**Work required**:
Pictures do not belong in the copy; restate the records below word for word.

**Stored data**:
- - -

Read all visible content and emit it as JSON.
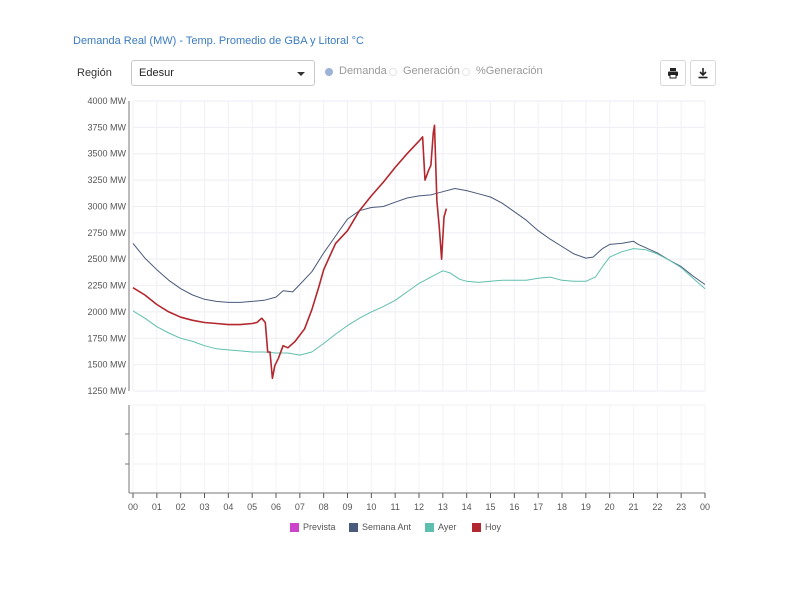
{
  "title": "Demanda Real (MW) - Temp. Promedio de GBA y Litoral °C",
  "region": {
    "label": "Región",
    "selected": "Edesur"
  },
  "radios": [
    {
      "label": "Demanda",
      "checked": true
    },
    {
      "label": "Generación",
      "checked": false
    },
    {
      "label": "%Generación",
      "checked": false
    }
  ],
  "buttons": {
    "print": "print-icon",
    "download": "download-icon"
  },
  "chart_data": {
    "type": "line",
    "xlabel": "",
    "ylabel": "",
    "x_ticks": [
      "00",
      "01",
      "02",
      "03",
      "04",
      "05",
      "06",
      "07",
      "08",
      "09",
      "10",
      "11",
      "12",
      "13",
      "14",
      "15",
      "16",
      "17",
      "18",
      "19",
      "20",
      "21",
      "22",
      "23",
      "00"
    ],
    "y_ticks": [
      "1250 MW",
      "1500 MW",
      "1750 MW",
      "2000 MW",
      "2250 MW",
      "2500 MW",
      "2750 MW",
      "3000 MW",
      "3250 MW",
      "3500 MW",
      "3750 MW",
      "4000 MW"
    ],
    "ylim": [
      1250,
      4000
    ],
    "xlim": [
      0,
      24
    ],
    "grid": true,
    "legend_position": "bottom",
    "series": [
      {
        "name": "Prevista",
        "color": "#cc44cc",
        "points": []
      },
      {
        "name": "Semana Ant",
        "color": "#4a5a7a",
        "points": [
          [
            0,
            2650
          ],
          [
            0.5,
            2510
          ],
          [
            1,
            2400
          ],
          [
            1.5,
            2300
          ],
          [
            2,
            2220
          ],
          [
            2.5,
            2160
          ],
          [
            3,
            2120
          ],
          [
            3.5,
            2100
          ],
          [
            4,
            2090
          ],
          [
            4.5,
            2090
          ],
          [
            5,
            2100
          ],
          [
            5.5,
            2110
          ],
          [
            6,
            2140
          ],
          [
            6.3,
            2200
          ],
          [
            6.7,
            2190
          ],
          [
            7,
            2260
          ],
          [
            7.5,
            2380
          ],
          [
            8,
            2560
          ],
          [
            8.5,
            2720
          ],
          [
            9,
            2880
          ],
          [
            9.5,
            2960
          ],
          [
            10,
            2990
          ],
          [
            10.5,
            3000
          ],
          [
            11,
            3040
          ],
          [
            11.5,
            3080
          ],
          [
            12,
            3100
          ],
          [
            12.5,
            3110
          ],
          [
            13,
            3140
          ],
          [
            13.5,
            3170
          ],
          [
            14,
            3150
          ],
          [
            14.5,
            3120
          ],
          [
            15,
            3090
          ],
          [
            15.5,
            3030
          ],
          [
            16,
            2950
          ],
          [
            16.5,
            2870
          ],
          [
            17,
            2770
          ],
          [
            17.5,
            2690
          ],
          [
            18,
            2620
          ],
          [
            18.5,
            2550
          ],
          [
            19,
            2510
          ],
          [
            19.3,
            2520
          ],
          [
            19.7,
            2600
          ],
          [
            20,
            2640
          ],
          [
            20.5,
            2650
          ],
          [
            21,
            2670
          ],
          [
            21.2,
            2640
          ],
          [
            21.5,
            2610
          ],
          [
            22,
            2560
          ],
          [
            22.5,
            2490
          ],
          [
            23,
            2430
          ],
          [
            23.5,
            2340
          ],
          [
            24,
            2260
          ]
        ]
      },
      {
        "name": "Ayer",
        "color": "#5fbfae",
        "points": [
          [
            0,
            2010
          ],
          [
            0.5,
            1940
          ],
          [
            1,
            1860
          ],
          [
            1.5,
            1800
          ],
          [
            2,
            1750
          ],
          [
            2.5,
            1720
          ],
          [
            3,
            1680
          ],
          [
            3.5,
            1650
          ],
          [
            4,
            1640
          ],
          [
            4.5,
            1630
          ],
          [
            5,
            1620
          ],
          [
            5.5,
            1620
          ],
          [
            6,
            1610
          ],
          [
            6.5,
            1610
          ],
          [
            7,
            1590
          ],
          [
            7.5,
            1620
          ],
          [
            8,
            1700
          ],
          [
            8.5,
            1790
          ],
          [
            9,
            1870
          ],
          [
            9.5,
            1940
          ],
          [
            10,
            2000
          ],
          [
            10.5,
            2050
          ],
          [
            11,
            2110
          ],
          [
            11.5,
            2190
          ],
          [
            12,
            2270
          ],
          [
            12.5,
            2330
          ],
          [
            13,
            2390
          ],
          [
            13.3,
            2370
          ],
          [
            13.7,
            2310
          ],
          [
            14,
            2290
          ],
          [
            14.5,
            2280
          ],
          [
            15,
            2290
          ],
          [
            15.5,
            2300
          ],
          [
            16,
            2300
          ],
          [
            16.5,
            2300
          ],
          [
            17,
            2320
          ],
          [
            17.5,
            2330
          ],
          [
            18,
            2300
          ],
          [
            18.5,
            2290
          ],
          [
            19,
            2290
          ],
          [
            19.4,
            2330
          ],
          [
            19.7,
            2430
          ],
          [
            20,
            2520
          ],
          [
            20.5,
            2570
          ],
          [
            21,
            2600
          ],
          [
            21.5,
            2590
          ],
          [
            22,
            2550
          ],
          [
            22.5,
            2490
          ],
          [
            23,
            2420
          ],
          [
            23.5,
            2320
          ],
          [
            24,
            2220
          ]
        ]
      },
      {
        "name": "Hoy",
        "color": "#b3272e",
        "points": [
          [
            0,
            2230
          ],
          [
            0.5,
            2160
          ],
          [
            1,
            2070
          ],
          [
            1.5,
            2000
          ],
          [
            2,
            1950
          ],
          [
            2.5,
            1920
          ],
          [
            3,
            1900
          ],
          [
            3.5,
            1890
          ],
          [
            4,
            1880
          ],
          [
            4.5,
            1880
          ],
          [
            5,
            1890
          ],
          [
            5.2,
            1900
          ],
          [
            5.4,
            1940
          ],
          [
            5.55,
            1900
          ],
          [
            5.65,
            1620
          ],
          [
            5.75,
            1620
          ],
          [
            5.85,
            1370
          ],
          [
            5.95,
            1490
          ],
          [
            6.1,
            1560
          ],
          [
            6.3,
            1680
          ],
          [
            6.5,
            1660
          ],
          [
            6.8,
            1720
          ],
          [
            7.2,
            1840
          ],
          [
            7.5,
            2020
          ],
          [
            7.8,
            2240
          ],
          [
            8,
            2400
          ],
          [
            8.3,
            2550
          ],
          [
            8.5,
            2650
          ],
          [
            9,
            2770
          ],
          [
            9.5,
            2960
          ],
          [
            10,
            3100
          ],
          [
            10.5,
            3230
          ],
          [
            11,
            3370
          ],
          [
            11.5,
            3500
          ],
          [
            12,
            3620
          ],
          [
            12.15,
            3660
          ],
          [
            12.25,
            3250
          ],
          [
            12.4,
            3340
          ],
          [
            12.5,
            3390
          ],
          [
            12.6,
            3700
          ],
          [
            12.65,
            3770
          ],
          [
            12.75,
            3050
          ],
          [
            12.85,
            2800
          ],
          [
            12.95,
            2500
          ],
          [
            13.05,
            2900
          ],
          [
            13.15,
            2980
          ]
        ]
      }
    ]
  }
}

- - -

**Response**:
Read all visible content and emit it as JSON.
{
  "title": "Demanda Real (MW) - Temp. Promedio de GBA y Litoral °C",
  "region": {
    "label": "Región",
    "selected": "Edesur"
  },
  "radios": [
    {
      "label": "Demanda",
      "checked": true
    },
    {
      "label": "Generación",
      "checked": false
    },
    {
      "label": "%Generación",
      "checked": false
    }
  ],
  "buttons": {
    "print": "print-icon",
    "download": "download-icon"
  },
  "chart_data": {
    "type": "line",
    "xlabel": "",
    "ylabel": "",
    "x_ticks": [
      "00",
      "01",
      "02",
      "03",
      "04",
      "05",
      "06",
      "07",
      "08",
      "09",
      "10",
      "11",
      "12",
      "13",
      "14",
      "15",
      "16",
      "17",
      "18",
      "19",
      "20",
      "21",
      "22",
      "23",
      "00"
    ],
    "y_ticks": [
      "1250 MW",
      "1500 MW",
      "1750 MW",
      "2000 MW",
      "2250 MW",
      "2500 MW",
      "2750 MW",
      "3000 MW",
      "3250 MW",
      "3500 MW",
      "3750 MW",
      "4000 MW"
    ],
    "ylim": [
      1250,
      4000
    ],
    "xlim": [
      0,
      24
    ],
    "grid": true,
    "legend_position": "bottom",
    "series": [
      {
        "name": "Prevista",
        "color": "#cc44cc",
        "points": []
      },
      {
        "name": "Semana Ant",
        "color": "#4a5a7a",
        "points": [
          [
            0,
            2650
          ],
          [
            0.5,
            2510
          ],
          [
            1,
            2400
          ],
          [
            1.5,
            2300
          ],
          [
            2,
            2220
          ],
          [
            2.5,
            2160
          ],
          [
            3,
            2120
          ],
          [
            3.5,
            2100
          ],
          [
            4,
            2090
          ],
          [
            4.5,
            2090
          ],
          [
            5,
            2100
          ],
          [
            5.5,
            2110
          ],
          [
            6,
            2140
          ],
          [
            6.3,
            2200
          ],
          [
            6.7,
            2190
          ],
          [
            7,
            2260
          ],
          [
            7.5,
            2380
          ],
          [
            8,
            2560
          ],
          [
            8.5,
            2720
          ],
          [
            9,
            2880
          ],
          [
            9.5,
            2960
          ],
          [
            10,
            2990
          ],
          [
            10.5,
            3000
          ],
          [
            11,
            3040
          ],
          [
            11.5,
            3080
          ],
          [
            12,
            3100
          ],
          [
            12.5,
            3110
          ],
          [
            13,
            3140
          ],
          [
            13.5,
            3170
          ],
          [
            14,
            3150
          ],
          [
            14.5,
            3120
          ],
          [
            15,
            3090
          ],
          [
            15.5,
            3030
          ],
          [
            16,
            2950
          ],
          [
            16.5,
            2870
          ],
          [
            17,
            2770
          ],
          [
            17.5,
            2690
          ],
          [
            18,
            2620
          ],
          [
            18.5,
            2550
          ],
          [
            19,
            2510
          ],
          [
            19.3,
            2520
          ],
          [
            19.7,
            2600
          ],
          [
            20,
            2640
          ],
          [
            20.5,
            2650
          ],
          [
            21,
            2670
          ],
          [
            21.2,
            2640
          ],
          [
            21.5,
            2610
          ],
          [
            22,
            2560
          ],
          [
            22.5,
            2490
          ],
          [
            23,
            2430
          ],
          [
            23.5,
            2340
          ],
          [
            24,
            2260
          ]
        ]
      },
      {
        "name": "Ayer",
        "color": "#5fbfae",
        "points": [
          [
            0,
            2010
          ],
          [
            0.5,
            1940
          ],
          [
            1,
            1860
          ],
          [
            1.5,
            1800
          ],
          [
            2,
            1750
          ],
          [
            2.5,
            1720
          ],
          [
            3,
            1680
          ],
          [
            3.5,
            1650
          ],
          [
            4,
            1640
          ],
          [
            4.5,
            1630
          ],
          [
            5,
            1620
          ],
          [
            5.5,
            1620
          ],
          [
            6,
            1610
          ],
          [
            6.5,
            1610
          ],
          [
            7,
            1590
          ],
          [
            7.5,
            1620
          ],
          [
            8,
            1700
          ],
          [
            8.5,
            1790
          ],
          [
            9,
            1870
          ],
          [
            9.5,
            1940
          ],
          [
            10,
            2000
          ],
          [
            10.5,
            2050
          ],
          [
            11,
            2110
          ],
          [
            11.5,
            2190
          ],
          [
            12,
            2270
          ],
          [
            12.5,
            2330
          ],
          [
            13,
            2390
          ],
          [
            13.3,
            2370
          ],
          [
            13.7,
            2310
          ],
          [
            14,
            2290
          ],
          [
            14.5,
            2280
          ],
          [
            15,
            2290
          ],
          [
            15.5,
            2300
          ],
          [
            16,
            2300
          ],
          [
            16.5,
            2300
          ],
          [
            17,
            2320
          ],
          [
            17.5,
            2330
          ],
          [
            18,
            2300
          ],
          [
            18.5,
            2290
          ],
          [
            19,
            2290
          ],
          [
            19.4,
            2330
          ],
          [
            19.7,
            2430
          ],
          [
            20,
            2520
          ],
          [
            20.5,
            2570
          ],
          [
            21,
            2600
          ],
          [
            21.5,
            2590
          ],
          [
            22,
            2550
          ],
          [
            22.5,
            2490
          ],
          [
            23,
            2420
          ],
          [
            23.5,
            2320
          ],
          [
            24,
            2220
          ]
        ]
      },
      {
        "name": "Hoy",
        "color": "#b3272e",
        "points": [
          [
            0,
            2230
          ],
          [
            0.5,
            2160
          ],
          [
            1,
            2070
          ],
          [
            1.5,
            2000
          ],
          [
            2,
            1950
          ],
          [
            2.5,
            1920
          ],
          [
            3,
            1900
          ],
          [
            3.5,
            1890
          ],
          [
            4,
            1880
          ],
          [
            4.5,
            1880
          ],
          [
            5,
            1890
          ],
          [
            5.2,
            1900
          ],
          [
            5.4,
            1940
          ],
          [
            5.55,
            1900
          ],
          [
            5.65,
            1620
          ],
          [
            5.75,
            1620
          ],
          [
            5.85,
            1370
          ],
          [
            5.95,
            1490
          ],
          [
            6.1,
            1560
          ],
          [
            6.3,
            1680
          ],
          [
            6.5,
            1660
          ],
          [
            6.8,
            1720
          ],
          [
            7.2,
            1840
          ],
          [
            7.5,
            2020
          ],
          [
            7.8,
            2240
          ],
          [
            8,
            2400
          ],
          [
            8.3,
            2550
          ],
          [
            8.5,
            2650
          ],
          [
            9,
            2770
          ],
          [
            9.5,
            2960
          ],
          [
            10,
            3100
          ],
          [
            10.5,
            3230
          ],
          [
            11,
            3370
          ],
          [
            11.5,
            3500
          ],
          [
            12,
            3620
          ],
          [
            12.15,
            3660
          ],
          [
            12.25,
            3250
          ],
          [
            12.4,
            3340
          ],
          [
            12.5,
            3390
          ],
          [
            12.6,
            3700
          ],
          [
            12.65,
            3770
          ],
          [
            12.75,
            3050
          ],
          [
            12.85,
            2800
          ],
          [
            12.95,
            2500
          ],
          [
            13.05,
            2900
          ],
          [
            13.15,
            2980
          ]
        ]
      }
    ]
  }
}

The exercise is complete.